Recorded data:

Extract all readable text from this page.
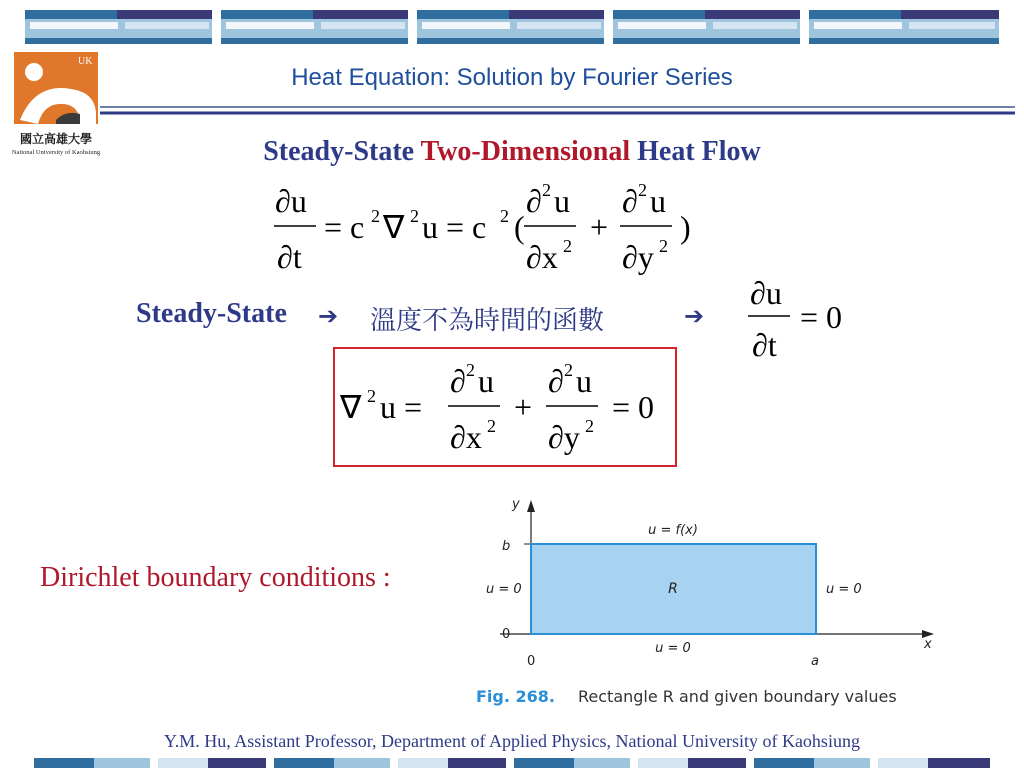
UK
國立高雄大學
National University of Kaohsiung
Heat Equation: Solution by Fourier Series
Steady-State Two-Dimensional Heat Flow
∂u
∂t
= c 2 ∇ 2 u = c 2 (
∂ 2 u
∂x 2
+
∂ 2 u
∂y 2
)
Steady-State ➔ 溫度不為時間的函數	➔
∂u
∂t
= 0
∇ 2 u =
∂ 2 u
∂x 2
+
∂ 2 u
∂y 2
= 0
Dirichlet boundary conditions :
y
x
b
0
0	a
u = f(x)
u = 0	u = 0
u = 0
R
Fig. 268. Rectangle R and given boundary values
Y.M. Hu, Assistant Professor, Department of Applied Physics, National University of Kaohsiung
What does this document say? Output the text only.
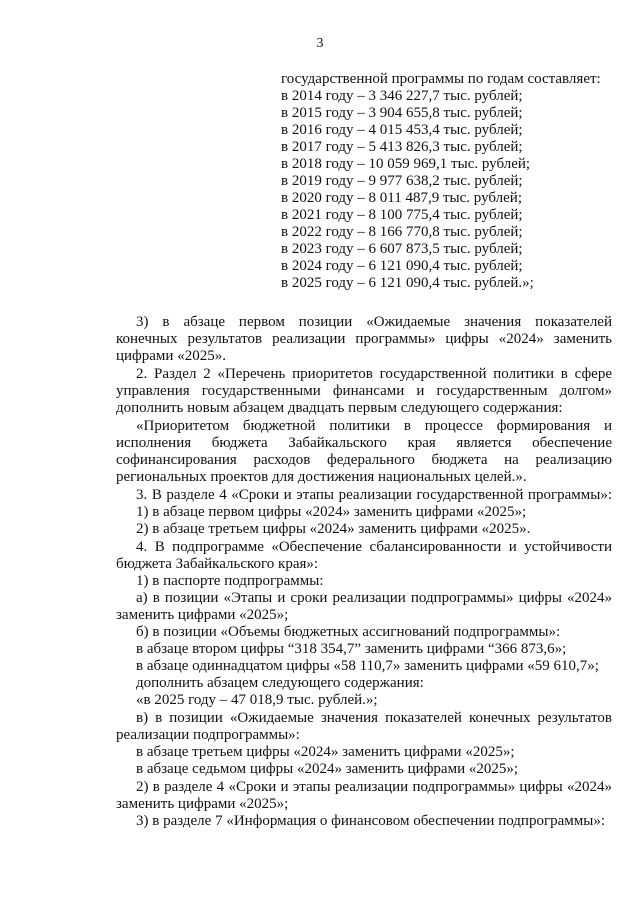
3
государственной программы по годам составляет:
в 2014 году – 3 346 227,7 тыс. рублей;
в 2015 году – 3 904 655,8 тыс. рублей;
в 2016 году – 4 015 453,4 тыс. рублей;
в 2017 году – 5 413 826,3 тыс. рублей;
в 2018 году – 10 059 969,1 тыс. рублей;
в 2019 году – 9 977 638,2 тыс. рублей;
в 2020 году – 8 011 487,9 тыс. рублей;
в 2021 году – 8 100 775,4 тыс. рублей;
в 2022 году – 8 166 770,8 тыс. рублей;
в 2023 году – 6 607 873,5 тыс. рублей;
в 2024 году – 6 121 090,4 тыс. рублей;
в 2025 году – 6 121 090,4 тыс. рублей.»;
3) в абзаце первом позиции «Ожидаемые значения показателей
конечных результатов реализации программы» цифры «2024» заменить
цифрами «2025».
2. Раздел 2 «Перечень приоритетов государственной политики в сфере
управления государственными финансами и государственным долгом»
дополнить новым абзацем двадцать первым следующего содержания:
«Приоритетом бюджетной политики в процессе формирования и
исполнения бюджета Забайкальского края является обеспечение
софинансирования расходов федерального бюджета на реализацию
региональных проектов для достижения национальных целей.».
3. В разделе 4 «Сроки и этапы реализации государственной программы»:
1) в абзаце первом цифры «2024» заменить цифрами «2025»;
2) в абзаце третьем цифры «2024» заменить цифрами «2025».
4. В подпрограмме «Обеспечение сбалансированности и устойчивости
бюджета Забайкальского края»:
1) в паспорте подпрограммы:
а) в позиции «Этапы и сроки реализации подпрограммы» цифры «2024»
заменить цифрами «2025»;
б) в позиции «Объемы бюджетных ассигнований подпрограммы»:
в абзаце втором цифры “318 354,7” заменить цифрами “366 873,6»;
в абзаце одиннадцатом цифры «58 110,7» заменить цифрами «59 610,7»;
дополнить абзацем следующего содержания:
«в 2025 году – 47 018,9 тыс. рублей.»;
в) в позиции «Ожидаемые значения показателей конечных результатов
реализации подпрограммы»:
в абзаце третьем цифры «2024» заменить цифрами «2025»;
в абзаце седьмом цифры «2024» заменить цифрами «2025»;
2) в разделе 4 «Сроки и этапы реализации подпрограммы» цифры «2024»
заменить цифрами «2025»;
3) в разделе 7 «Информация о финансовом обеспечении подпрограммы»:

▶ **Request**:
Report how many lines in the data contain the word "третьем", with no words besides the number.

▶ **Solution**:
2